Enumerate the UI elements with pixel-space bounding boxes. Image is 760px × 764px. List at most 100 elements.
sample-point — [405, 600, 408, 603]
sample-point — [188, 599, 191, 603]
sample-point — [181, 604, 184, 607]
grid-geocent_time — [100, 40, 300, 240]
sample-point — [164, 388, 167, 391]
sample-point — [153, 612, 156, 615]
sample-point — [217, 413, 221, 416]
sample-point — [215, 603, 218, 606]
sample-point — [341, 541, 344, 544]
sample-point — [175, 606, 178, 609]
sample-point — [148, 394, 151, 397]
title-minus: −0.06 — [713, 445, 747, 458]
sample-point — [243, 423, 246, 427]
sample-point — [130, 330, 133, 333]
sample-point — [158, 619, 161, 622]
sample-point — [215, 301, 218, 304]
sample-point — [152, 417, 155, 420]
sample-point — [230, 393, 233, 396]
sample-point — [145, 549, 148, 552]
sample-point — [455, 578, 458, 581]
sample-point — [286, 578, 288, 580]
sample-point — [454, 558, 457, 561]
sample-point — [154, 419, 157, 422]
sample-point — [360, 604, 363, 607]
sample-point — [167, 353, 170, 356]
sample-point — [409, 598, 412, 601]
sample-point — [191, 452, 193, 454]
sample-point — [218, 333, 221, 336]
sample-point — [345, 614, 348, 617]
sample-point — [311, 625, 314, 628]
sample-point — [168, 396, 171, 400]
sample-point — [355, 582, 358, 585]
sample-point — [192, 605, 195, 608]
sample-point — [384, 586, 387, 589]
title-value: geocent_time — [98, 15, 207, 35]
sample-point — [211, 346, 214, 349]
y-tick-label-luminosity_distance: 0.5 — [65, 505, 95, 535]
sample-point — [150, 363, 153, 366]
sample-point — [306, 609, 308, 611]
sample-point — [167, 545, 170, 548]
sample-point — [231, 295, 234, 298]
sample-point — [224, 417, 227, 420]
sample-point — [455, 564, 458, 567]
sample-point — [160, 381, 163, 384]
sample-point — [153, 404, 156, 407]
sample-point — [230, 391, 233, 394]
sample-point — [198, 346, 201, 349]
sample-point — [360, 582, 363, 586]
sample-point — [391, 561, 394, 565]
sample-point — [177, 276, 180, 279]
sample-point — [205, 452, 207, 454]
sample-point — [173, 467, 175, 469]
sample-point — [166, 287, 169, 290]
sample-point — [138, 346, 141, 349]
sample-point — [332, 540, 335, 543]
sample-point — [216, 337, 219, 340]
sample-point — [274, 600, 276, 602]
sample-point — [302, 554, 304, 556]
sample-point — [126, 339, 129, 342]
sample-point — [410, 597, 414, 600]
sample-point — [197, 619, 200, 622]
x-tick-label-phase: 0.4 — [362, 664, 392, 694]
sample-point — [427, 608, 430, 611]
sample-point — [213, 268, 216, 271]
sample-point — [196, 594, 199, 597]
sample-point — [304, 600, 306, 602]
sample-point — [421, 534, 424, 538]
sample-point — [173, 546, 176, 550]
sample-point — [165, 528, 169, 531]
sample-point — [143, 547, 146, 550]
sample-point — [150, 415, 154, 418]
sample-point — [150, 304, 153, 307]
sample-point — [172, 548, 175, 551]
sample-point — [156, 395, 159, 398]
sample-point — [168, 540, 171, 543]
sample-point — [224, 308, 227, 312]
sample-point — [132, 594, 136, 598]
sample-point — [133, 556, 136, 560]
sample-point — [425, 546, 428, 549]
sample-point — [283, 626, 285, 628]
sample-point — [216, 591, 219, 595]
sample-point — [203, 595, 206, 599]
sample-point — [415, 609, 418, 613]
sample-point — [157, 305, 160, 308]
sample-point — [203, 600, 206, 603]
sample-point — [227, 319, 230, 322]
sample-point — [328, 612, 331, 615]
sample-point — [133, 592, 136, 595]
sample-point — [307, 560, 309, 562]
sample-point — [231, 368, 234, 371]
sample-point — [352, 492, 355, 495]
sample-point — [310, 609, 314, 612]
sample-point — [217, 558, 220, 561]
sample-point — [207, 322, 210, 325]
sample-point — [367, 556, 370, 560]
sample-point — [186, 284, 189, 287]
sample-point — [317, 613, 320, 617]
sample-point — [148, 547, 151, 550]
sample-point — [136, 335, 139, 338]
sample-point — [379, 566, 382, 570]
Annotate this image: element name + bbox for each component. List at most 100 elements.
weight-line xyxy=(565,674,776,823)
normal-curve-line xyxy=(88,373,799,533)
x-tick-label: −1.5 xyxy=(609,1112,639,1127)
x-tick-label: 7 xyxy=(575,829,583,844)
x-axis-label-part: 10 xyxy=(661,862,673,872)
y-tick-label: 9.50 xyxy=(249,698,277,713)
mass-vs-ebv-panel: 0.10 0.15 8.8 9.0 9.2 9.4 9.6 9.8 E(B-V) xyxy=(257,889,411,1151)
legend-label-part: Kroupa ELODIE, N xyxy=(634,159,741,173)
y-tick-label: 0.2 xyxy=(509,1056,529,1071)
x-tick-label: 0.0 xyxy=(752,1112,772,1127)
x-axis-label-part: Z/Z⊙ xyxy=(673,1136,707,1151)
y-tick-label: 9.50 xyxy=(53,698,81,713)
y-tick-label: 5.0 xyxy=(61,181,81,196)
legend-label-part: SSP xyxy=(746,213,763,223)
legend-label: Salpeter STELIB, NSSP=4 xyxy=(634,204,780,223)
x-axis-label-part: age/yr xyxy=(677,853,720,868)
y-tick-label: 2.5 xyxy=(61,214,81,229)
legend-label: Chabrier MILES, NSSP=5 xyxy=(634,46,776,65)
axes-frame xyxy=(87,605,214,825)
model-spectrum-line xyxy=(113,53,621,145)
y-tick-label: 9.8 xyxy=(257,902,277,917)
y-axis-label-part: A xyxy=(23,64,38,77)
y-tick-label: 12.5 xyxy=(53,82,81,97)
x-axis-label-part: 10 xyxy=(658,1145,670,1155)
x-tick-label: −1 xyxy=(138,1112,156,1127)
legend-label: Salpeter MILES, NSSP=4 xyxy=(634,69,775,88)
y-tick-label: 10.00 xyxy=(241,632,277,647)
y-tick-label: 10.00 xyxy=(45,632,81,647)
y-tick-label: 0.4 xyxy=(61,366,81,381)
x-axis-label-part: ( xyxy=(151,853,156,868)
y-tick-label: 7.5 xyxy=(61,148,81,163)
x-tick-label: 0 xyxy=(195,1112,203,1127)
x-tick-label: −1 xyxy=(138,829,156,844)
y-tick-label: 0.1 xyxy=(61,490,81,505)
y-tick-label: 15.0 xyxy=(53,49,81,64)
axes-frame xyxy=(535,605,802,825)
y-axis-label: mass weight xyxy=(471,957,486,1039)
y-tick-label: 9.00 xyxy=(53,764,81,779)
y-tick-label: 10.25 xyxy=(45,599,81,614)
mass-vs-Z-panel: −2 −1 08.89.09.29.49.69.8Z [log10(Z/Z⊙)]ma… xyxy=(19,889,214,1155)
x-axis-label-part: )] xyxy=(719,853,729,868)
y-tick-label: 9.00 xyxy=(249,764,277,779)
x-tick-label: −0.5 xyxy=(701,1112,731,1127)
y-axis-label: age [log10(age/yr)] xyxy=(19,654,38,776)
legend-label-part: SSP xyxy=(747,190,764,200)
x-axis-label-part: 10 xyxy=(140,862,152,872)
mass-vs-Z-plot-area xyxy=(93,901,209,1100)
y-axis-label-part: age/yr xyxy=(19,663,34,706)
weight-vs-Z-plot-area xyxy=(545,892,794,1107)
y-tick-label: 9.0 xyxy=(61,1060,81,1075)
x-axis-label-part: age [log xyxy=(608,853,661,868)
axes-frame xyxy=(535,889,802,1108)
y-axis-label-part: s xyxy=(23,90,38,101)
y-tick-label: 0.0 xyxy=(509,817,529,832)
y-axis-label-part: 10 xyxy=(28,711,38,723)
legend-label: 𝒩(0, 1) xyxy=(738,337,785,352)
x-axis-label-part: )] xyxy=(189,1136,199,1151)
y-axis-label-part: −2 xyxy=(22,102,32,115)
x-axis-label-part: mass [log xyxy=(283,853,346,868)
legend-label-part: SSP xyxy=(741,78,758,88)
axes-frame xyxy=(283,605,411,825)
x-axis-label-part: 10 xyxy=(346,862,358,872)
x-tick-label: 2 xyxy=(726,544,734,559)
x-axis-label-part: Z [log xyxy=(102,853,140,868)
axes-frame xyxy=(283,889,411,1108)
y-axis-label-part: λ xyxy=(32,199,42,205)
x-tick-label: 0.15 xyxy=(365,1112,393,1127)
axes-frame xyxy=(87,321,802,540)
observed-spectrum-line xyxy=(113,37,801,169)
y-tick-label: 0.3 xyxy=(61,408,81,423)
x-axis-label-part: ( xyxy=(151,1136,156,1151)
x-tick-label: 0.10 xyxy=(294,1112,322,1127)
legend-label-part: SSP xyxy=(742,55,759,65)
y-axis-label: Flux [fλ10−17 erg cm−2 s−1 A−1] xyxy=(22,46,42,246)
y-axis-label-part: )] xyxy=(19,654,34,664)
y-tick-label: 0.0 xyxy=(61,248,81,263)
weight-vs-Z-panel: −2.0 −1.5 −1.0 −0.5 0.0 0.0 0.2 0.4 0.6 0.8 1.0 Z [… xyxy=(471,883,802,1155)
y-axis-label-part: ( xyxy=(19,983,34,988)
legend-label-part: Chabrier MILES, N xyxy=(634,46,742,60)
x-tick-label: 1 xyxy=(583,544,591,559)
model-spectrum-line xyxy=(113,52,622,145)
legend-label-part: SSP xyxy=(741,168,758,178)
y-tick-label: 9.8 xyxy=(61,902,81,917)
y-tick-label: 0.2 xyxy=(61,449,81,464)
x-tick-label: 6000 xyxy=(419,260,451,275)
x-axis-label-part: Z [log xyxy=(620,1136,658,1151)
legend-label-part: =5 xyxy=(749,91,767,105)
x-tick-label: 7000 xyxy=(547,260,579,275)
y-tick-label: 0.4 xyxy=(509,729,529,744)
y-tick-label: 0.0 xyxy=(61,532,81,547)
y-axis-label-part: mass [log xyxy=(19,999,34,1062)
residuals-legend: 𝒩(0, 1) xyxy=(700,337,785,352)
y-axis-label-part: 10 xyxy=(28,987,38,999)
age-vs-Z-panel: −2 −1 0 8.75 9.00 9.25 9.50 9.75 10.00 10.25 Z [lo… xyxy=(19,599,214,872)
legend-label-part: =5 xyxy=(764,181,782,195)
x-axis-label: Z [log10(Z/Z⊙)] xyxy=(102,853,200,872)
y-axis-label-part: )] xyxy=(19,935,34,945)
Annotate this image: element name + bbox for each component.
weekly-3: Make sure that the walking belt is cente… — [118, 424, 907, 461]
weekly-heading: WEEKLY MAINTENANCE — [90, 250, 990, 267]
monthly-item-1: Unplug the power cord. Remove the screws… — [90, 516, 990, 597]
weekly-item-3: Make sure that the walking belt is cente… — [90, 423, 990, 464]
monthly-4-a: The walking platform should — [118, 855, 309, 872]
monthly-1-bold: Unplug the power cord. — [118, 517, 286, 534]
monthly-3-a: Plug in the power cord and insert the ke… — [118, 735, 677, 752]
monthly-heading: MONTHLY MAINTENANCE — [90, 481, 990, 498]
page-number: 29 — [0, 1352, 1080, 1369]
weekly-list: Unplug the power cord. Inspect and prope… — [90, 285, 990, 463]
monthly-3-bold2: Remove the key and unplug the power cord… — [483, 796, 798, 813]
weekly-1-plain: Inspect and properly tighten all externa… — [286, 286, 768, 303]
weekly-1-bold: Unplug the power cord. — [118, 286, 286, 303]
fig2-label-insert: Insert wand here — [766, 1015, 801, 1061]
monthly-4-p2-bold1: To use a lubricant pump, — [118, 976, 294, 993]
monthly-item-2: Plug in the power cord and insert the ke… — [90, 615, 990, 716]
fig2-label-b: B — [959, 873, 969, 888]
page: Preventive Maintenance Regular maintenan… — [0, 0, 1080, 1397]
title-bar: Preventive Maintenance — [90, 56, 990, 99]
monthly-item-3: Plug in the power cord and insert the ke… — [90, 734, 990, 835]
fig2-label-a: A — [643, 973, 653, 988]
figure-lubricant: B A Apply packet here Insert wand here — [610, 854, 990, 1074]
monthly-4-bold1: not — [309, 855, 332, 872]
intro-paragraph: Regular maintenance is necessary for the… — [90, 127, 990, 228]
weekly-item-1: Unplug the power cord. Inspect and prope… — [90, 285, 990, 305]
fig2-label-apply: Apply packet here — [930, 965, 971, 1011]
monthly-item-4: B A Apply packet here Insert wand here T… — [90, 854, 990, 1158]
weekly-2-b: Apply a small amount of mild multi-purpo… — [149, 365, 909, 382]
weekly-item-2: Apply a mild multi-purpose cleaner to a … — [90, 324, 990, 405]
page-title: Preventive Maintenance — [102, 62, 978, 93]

+++++

## WORK INSTRUCTIONS
Work out how many lines of the listing contain the string "weight", treating uppercase and lowercase letters as different. Reply with the number only.

## OUTPUT
4